**TASK PROMPT:** Using the listing below, report all lines holding the word "attitudes".

>> START EXTRACTED DATA

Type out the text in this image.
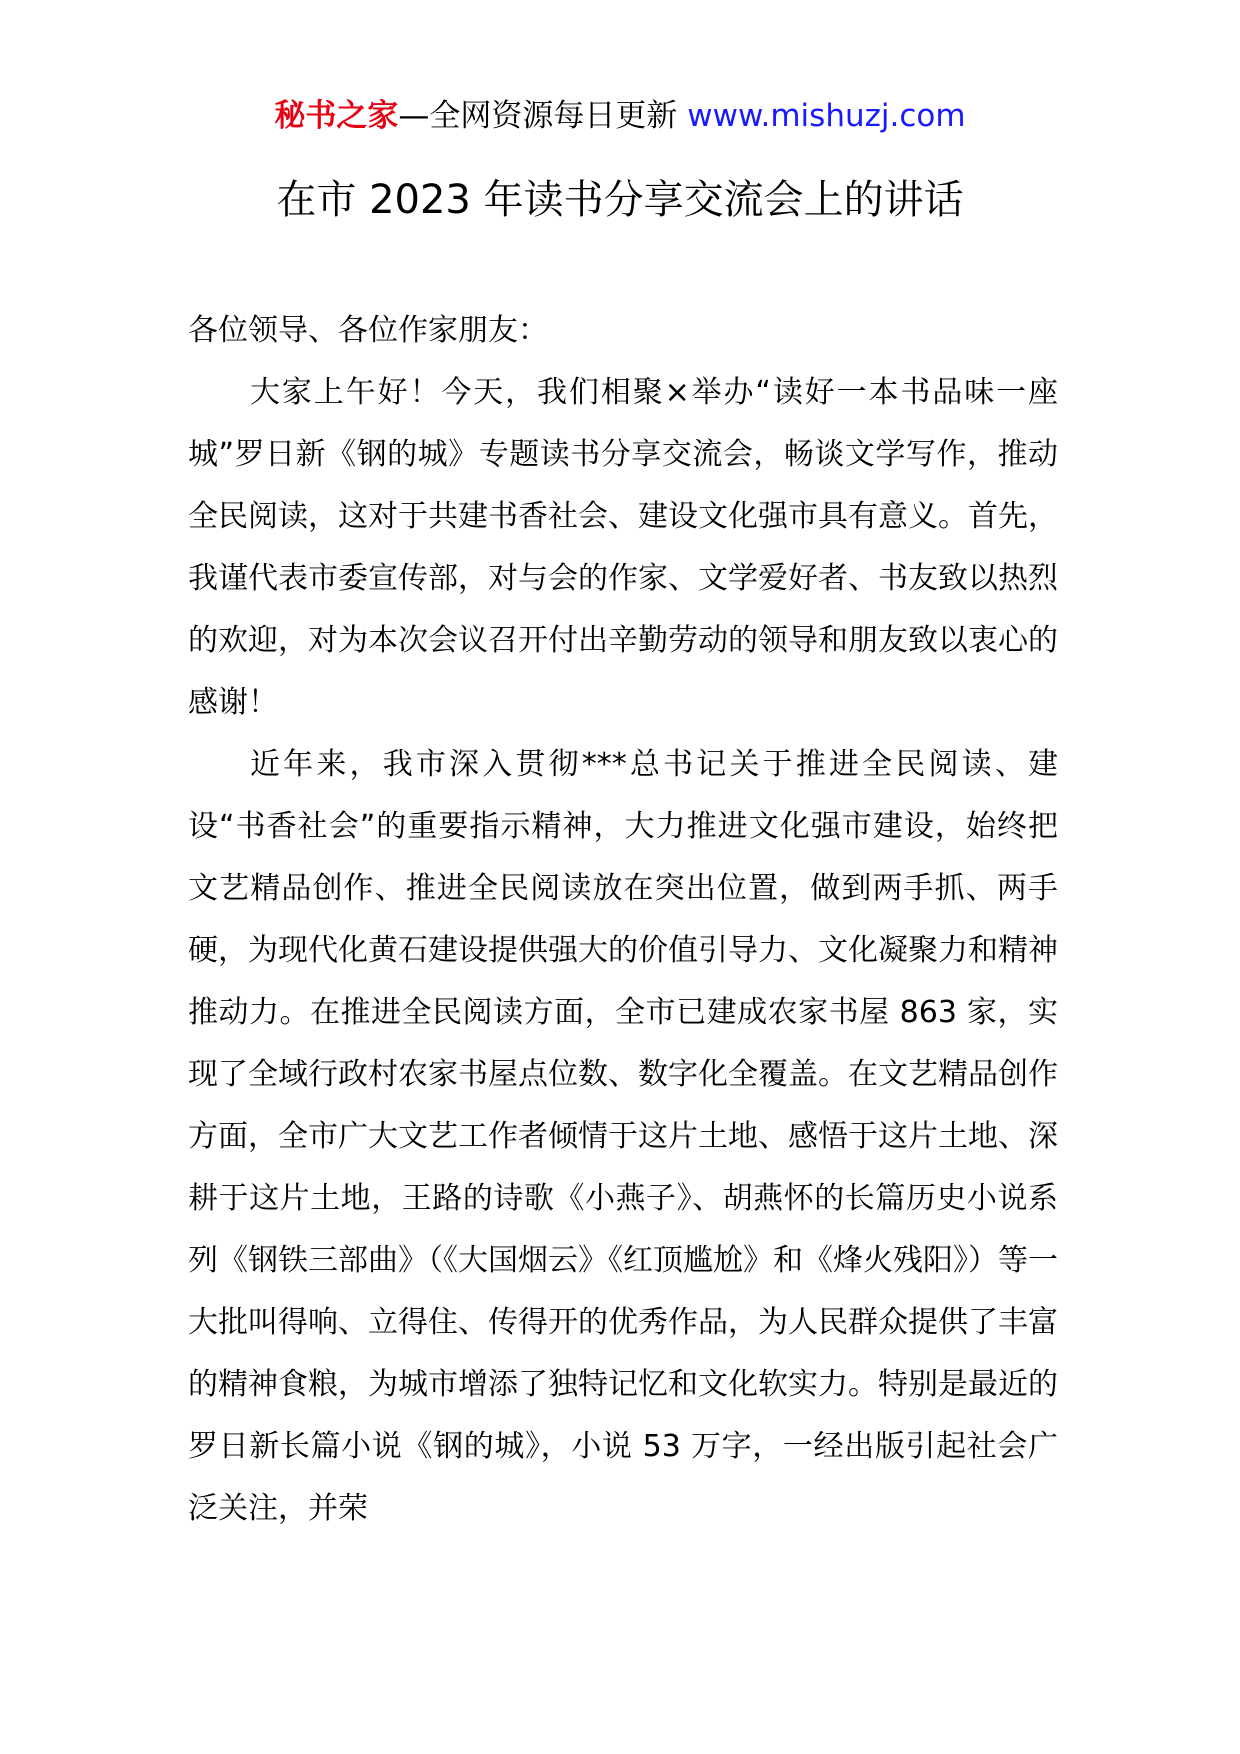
秘书之家—全网资源每日更新 www.mishuzj.com
在市 2023 年读书分享交流会上的讲话

各位领导、各位作家朋友：

大家上午好！今天，我们相聚×举办“读好一本书品味一座城”罗日新《钢的城》专题读书分享交流会，畅谈文学写作，推动全民阅读，这对于共建书香社会、建设文化强市具有意义。首先，我谨代表市委宣传部，对与会的作家、文学爱好者、书友致以热烈的欢迎，对为本次会议召开付出辛勤劳动的领导和朋友致以衷心的感谢！

近年来，我市深入贯彻***总书记关于推进全民阅读、建设“书香社会”的重要指示精神，大力推进文化强市建设，始终把文艺精品创作、推进全民阅读放在突出位置，做到两手抓、两手硬，为现代化黄石建设提供强大的价值引导力、文化凝聚力和精神推动力。在推进全民阅读方面，全市已建成农家书屋 863 家，实现了全域行政村农家书屋点位数、数字化全覆盖。在文艺精品创作方面，全市广大文艺工作者倾情于这片土地、感悟于这片土地、深耕于这片土地，王路的诗歌《小燕子》、胡燕怀的长篇历史小说系列《钢铁三部曲》（《大国烟云》《红顶尴尬》和《烽火残阳》）等一大批叫得响、立得住、传得开的优秀作品，为人民群众提供了丰富的精神食粮，为城市增添了独特记忆和文化软实力。特别是最近的罗日新长篇小说《钢的城》，小说 53 万字，一经出版引起社会广泛关注，并荣
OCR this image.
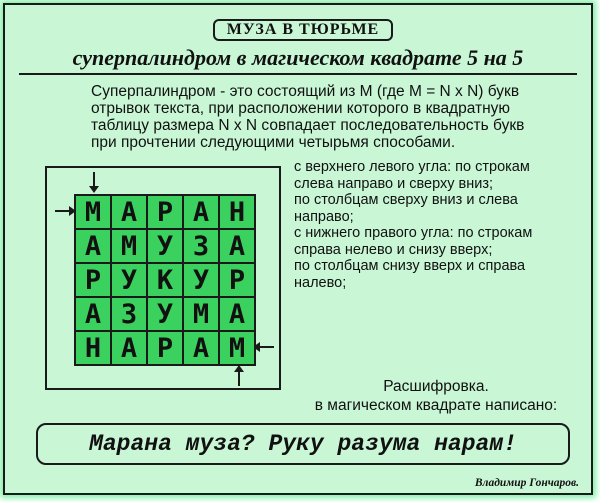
МУЗА В ТЮРЬМЕ
суперпалиндром в магическом квадрате 5 на 5
Суперпалиндром - это состоящий из M (где M = N x N) букв
отрывок текста, при расположении которого в квадратную
таблицу размера N x N совпадает последовательность букв
при прочтении следующими четырьмя способами.
с верхнего левого угла: по строкам
слева направо и сверху вниз;
по столбцам сверху вниз и слева
направо;
с нижнего правого угла: по строкам
справа нелево и снизу вверх;
по столбцам снизу вверх и справа
налево;
М А Р А Н
А М У З А
Р У К У Р
А З У М А
Н А Р А М
Расшифровка.
в магическом квадрате написано:
Марана муза? Руку разума нарам!
Владимир Гончаров.
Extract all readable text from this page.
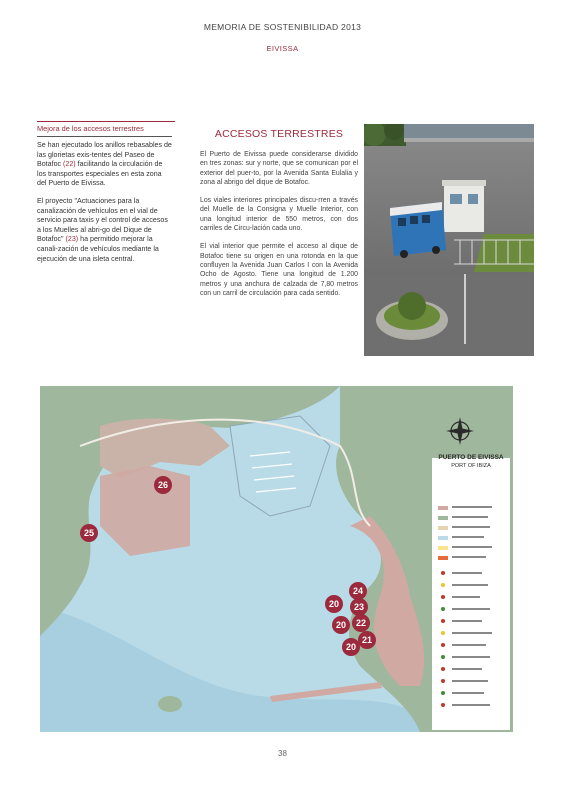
MEMORIA DE SOSTENIBILIDAD 2013
EIVISSA
Mejora de los accesos terrestres

Se han ejecutado los anillos rebasables de las glorietas exis-tentes del Paseo de Botafoc (22) facilitando la circulación de los transportes especiales en esta zona del Puerto de Eivissa.

El proyecto "Actuaciones para la canalización de vehículos en el vial de servicio para taxis y el control de accesos a los Muelles al abri-go del Dique de Botafoc" (23) ha permitido mejorar la canali-zación de vehículos mediante la ejecución de una isleta central.

ACCESOS TERRESTRES

El Puerto de Eivissa puede considerarse dividido en tres zonas: sur y norte, que se comunican por el exterior del puer-to, por la Avenida Santa Eulalia y zona al abrigo del dique de Botafoc.

Los viales interiores principales discu-rren a través del Muelle de la Consigna y Muelle Interior, con una longitud interior de 550 metros, con dos carriles de Circu-lación cada uno.

El vial interior que permite el acceso al dique de Botafoc tiene su origen en una rotonda en la que confluyen la Avenida Juan Carlos I con la Avenida Ocho de Agosto. Tiene una longitud de 1.200 metros y una anchura de calzada de 7,80 metros con un carril de circulación para cada sentido.

PUERTO DE EIVISSA
PORT OF IBIZA
26
25
24
20	23
20	22
21
20
38
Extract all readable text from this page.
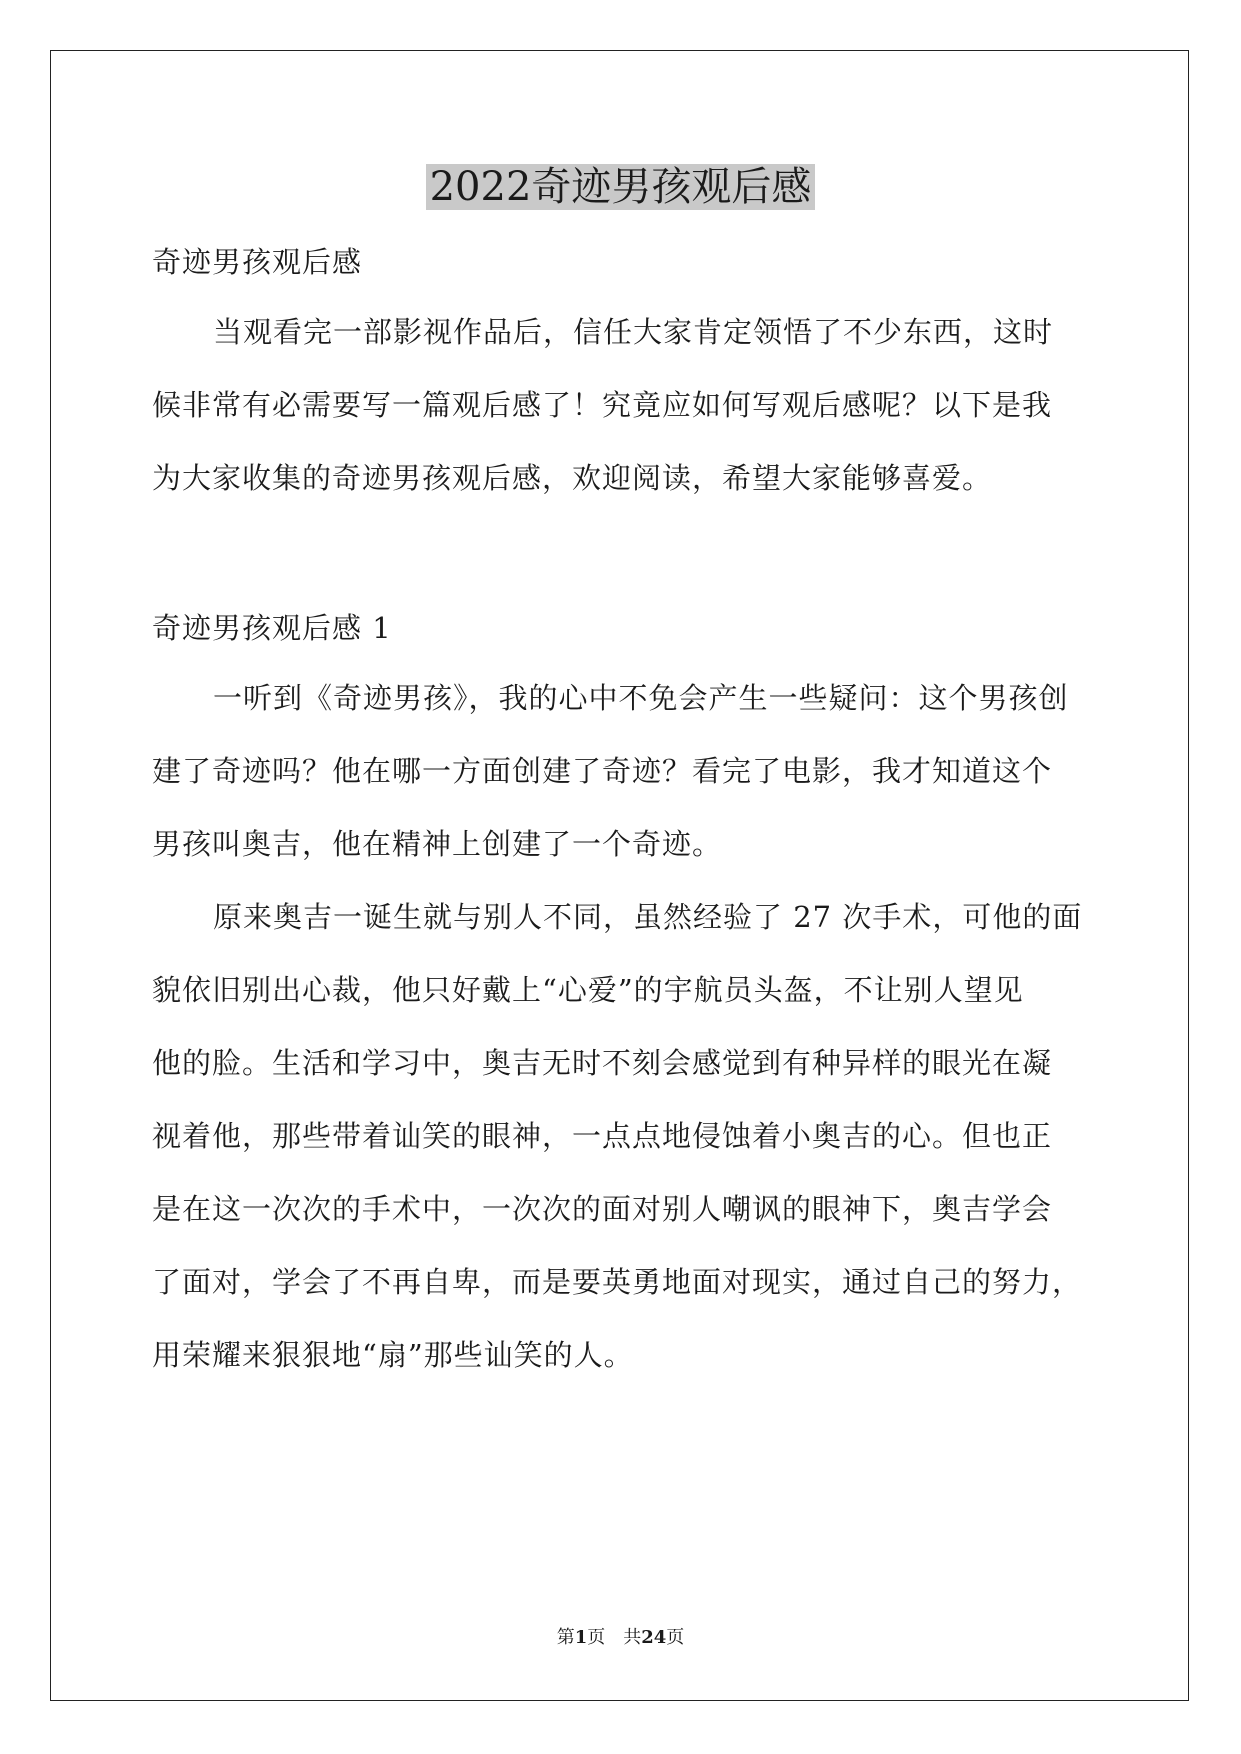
2022奇迹男孩观后感
奇迹男孩观后感
当观看完一部影视作品后，信任大家肯定领悟了不少东西，这时
候非常有必需要写一篇观后感了！究竟应如何写观后感呢？以下是我
为大家收集的奇迹男孩观后感，欢迎阅读，希望大家能够喜爱。
奇迹男孩观后感 1
一听到《奇迹男孩》，我的心中不免会产生一些疑问：这个男孩创
建了奇迹吗？他在哪一方面创建了奇迹？看完了电影，我才知道这个
男孩叫奥吉，他在精神上创建了一个奇迹。
原来奥吉一诞生就与别人不同，虽然经验了 27 次手术，可他的面
貌依旧别出心裁，他只好戴上“心爱”的宇航员头盔，不让别人望见
他的脸。生活和学习中，奥吉无时不刻会感觉到有种异样的眼光在凝
视着他，那些带着讪笑的眼神，一点点地侵蚀着小奥吉的心。但也正
是在这一次次的手术中，一次次的面对别人嘲讽的眼神下，奥吉学会
了面对，学会了不再自卑，而是要英勇地面对现实，通过自己的努力，
用荣耀来狠狠地“扇”那些讪笑的人。
第1页　共24页
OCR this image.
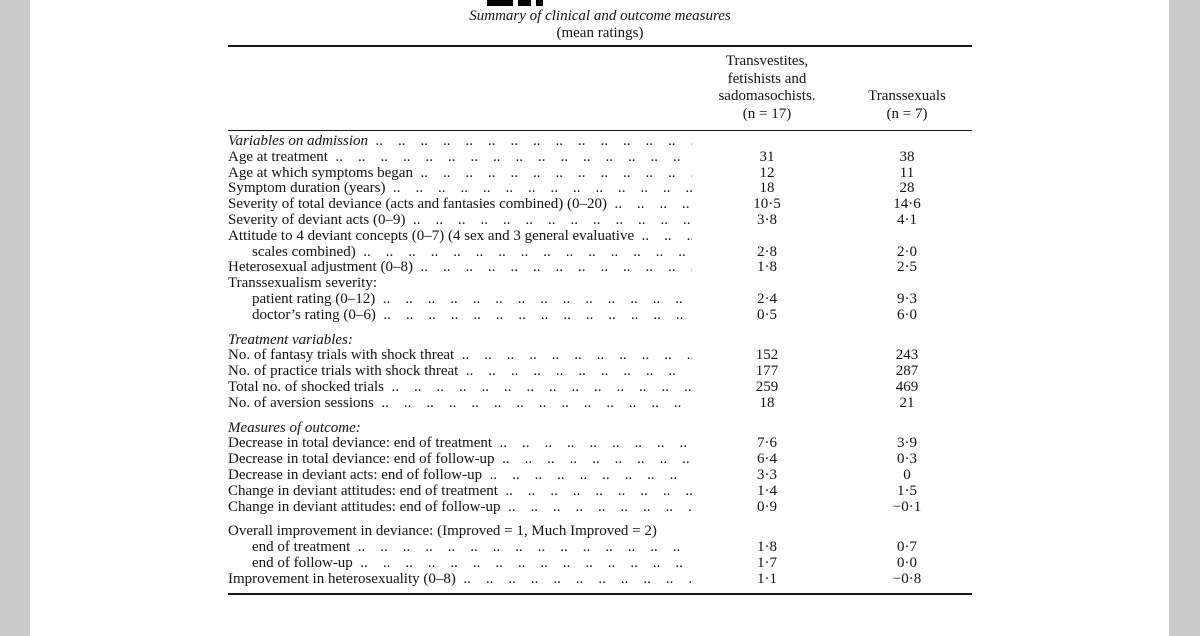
Summary of clinical and outcome measures
(mean ratings)
Transvestites,
fetishists and
sadomasochists.
(n = 17)
Transsexuals
(n = 7)
Variables on admission
..
Age at treatment ..	31	38
Age at which symptoms began ..	12	11
Symptom duration (years) ..	18	28
Severity of total deviance (acts and fantasies combined) (0–20) ..	10·5	14·6
Severity of deviant acts (0–9) ..	3·8	4·1
Attitude to 4 deviant concepts (0–7) (4 sex and 3 general evaluative
..
scales combined) ..	2·8	2·0
Heterosexual adjustment (0–8) ..	1·8	2·5
Transsexualism severity:
patient rating (0–12) ..	2·4	9·3
doctor’s rating (0–6) ..	0·5	6·0
Treatment variables:
No. of fantasy trials with shock threat ..	152	243
No. of practice trials with shock threat ..	177	287
Total no. of shocked trials ..	259	469
No. of aversion sessions ..	18	21
Measures of outcome:
Decrease in total deviance: end of treatment ..	7·6	3·9
Decrease in total deviance: end of follow-up ..	6·4	0·3
Decrease in deviant acts: end of follow-up ..	3·3	0
Change in deviant attitudes: end of treatment ..	1·4	1·5
Change in deviant attitudes: end of follow-up ..	0·9	−0·1
Overall improvement in deviance: (Improved = 1, Much Improved = 2)
end of treatment ..	1·8	0·7
end of follow-up ..	1·7	0·0
Improvement in heterosexuality (0–8) ..	1·1	−0·8
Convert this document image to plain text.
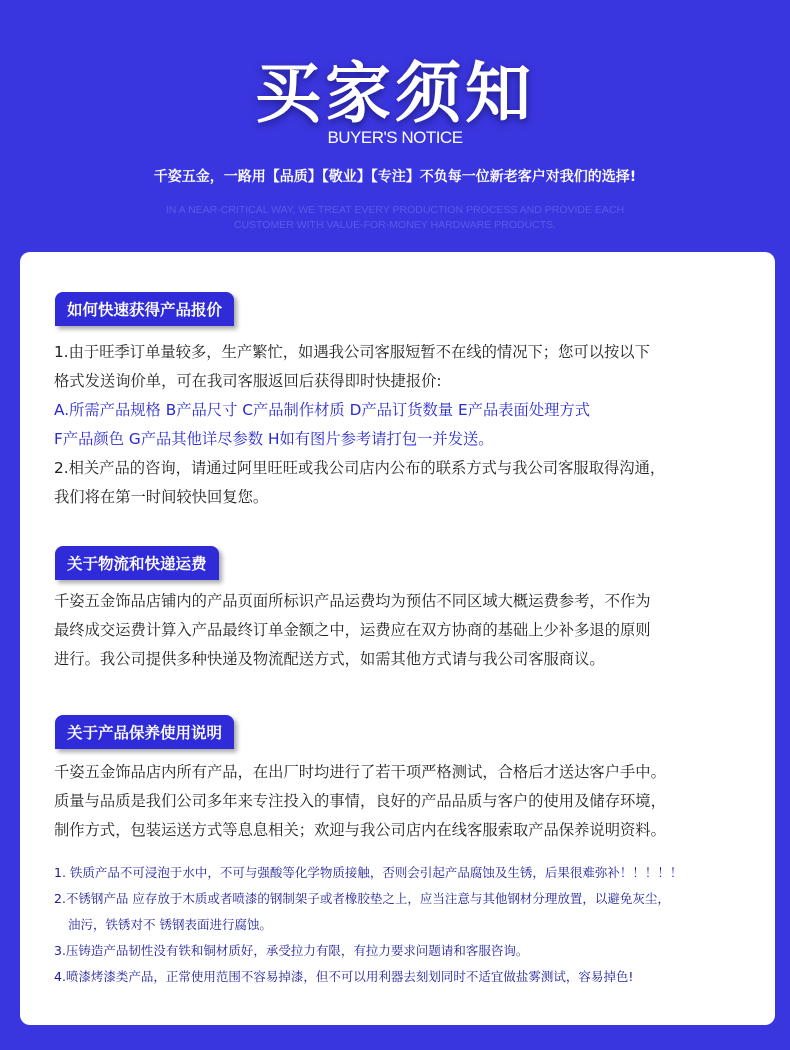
买家须知
BUYER'S NOTICE
千姿五金，一路用【品质】【敬业】【专注】不负每一位新老客户对我们的选择!
IN A NEAR-CRITICAL WAY, WE TREAT EVERY PRODUCTION PROCESS AND PROVIDE EACH
CUSTOMER WITH VALUE-FOR-MONEY HARDWARE PRODUCTS.
如何快速获得产品报价
1.由于旺季订单量较多，生产繁忙，如遇我公司客服短暂不在线的情况下；您可以按以下
格式发送询价单，可在我司客服返回后获得即时快捷报价:
A.所需产品规格 B产品尺寸 C产品制作材质 D产品订货数量 E产品表面处理方式
F产品颜色 G产品其他详尽参数 H如有图片参考请打包一并发送。
2.相关产品的咨询，请通过阿里旺旺或我公司店内公布的联系方式与我公司客服取得沟通，
我们将在第一时间较快回复您。
关于物流和快递运费
千姿五金饰品店铺内的产品页面所标识产品运费均为预估不同区域大概运费参考，不作为
最终成交运费计算入产品最终订单金额之中，运费应在双方协商的基础上少补多退的原则
进行。我公司提供多种快递及物流配送方式，如需其他方式请与我公司客服商议。
关于产品保养使用说明
千姿五金饰品店内所有产品，在出厂时均进行了若干项严格测试，合格后才送达客户手中。
质量与品质是我们公司多年来专注投入的事情，良好的产品品质与客户的使用及储存环境，
制作方式，包装运送方式等息息相关；欢迎与我公司店内在线客服索取产品保养说明资料。
1. 铁质产品不可浸泡于水中，不可与强酸等化学物质接触，否则会引起产品腐蚀及生锈，后果很难弥补！！！！！
2.不锈钢产品 应存放于木质或者喷漆的钢制架子或者橡胶垫之上，应当注意与其他钢材分理放置，以避免灰尘，
油污，铁锈对不 锈钢表面进行腐蚀。
3.压铸造产品韧性没有铁和铜材质好，承受拉力有限，有拉力要求问题请和客服咨询。
4.喷漆烤漆类产品，正常使用范围不容易掉漆，但不可以用利器去刻划同时不适宜做盐雾测试，容易掉色!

>> END EXTRACTED DATA

**PROBLEM SOLUTION:**
Change in deviant attitudes: end of treatment ..	1·4	1·5
Change in deviant attitudes: end of follow-up ..	0·9	−0·1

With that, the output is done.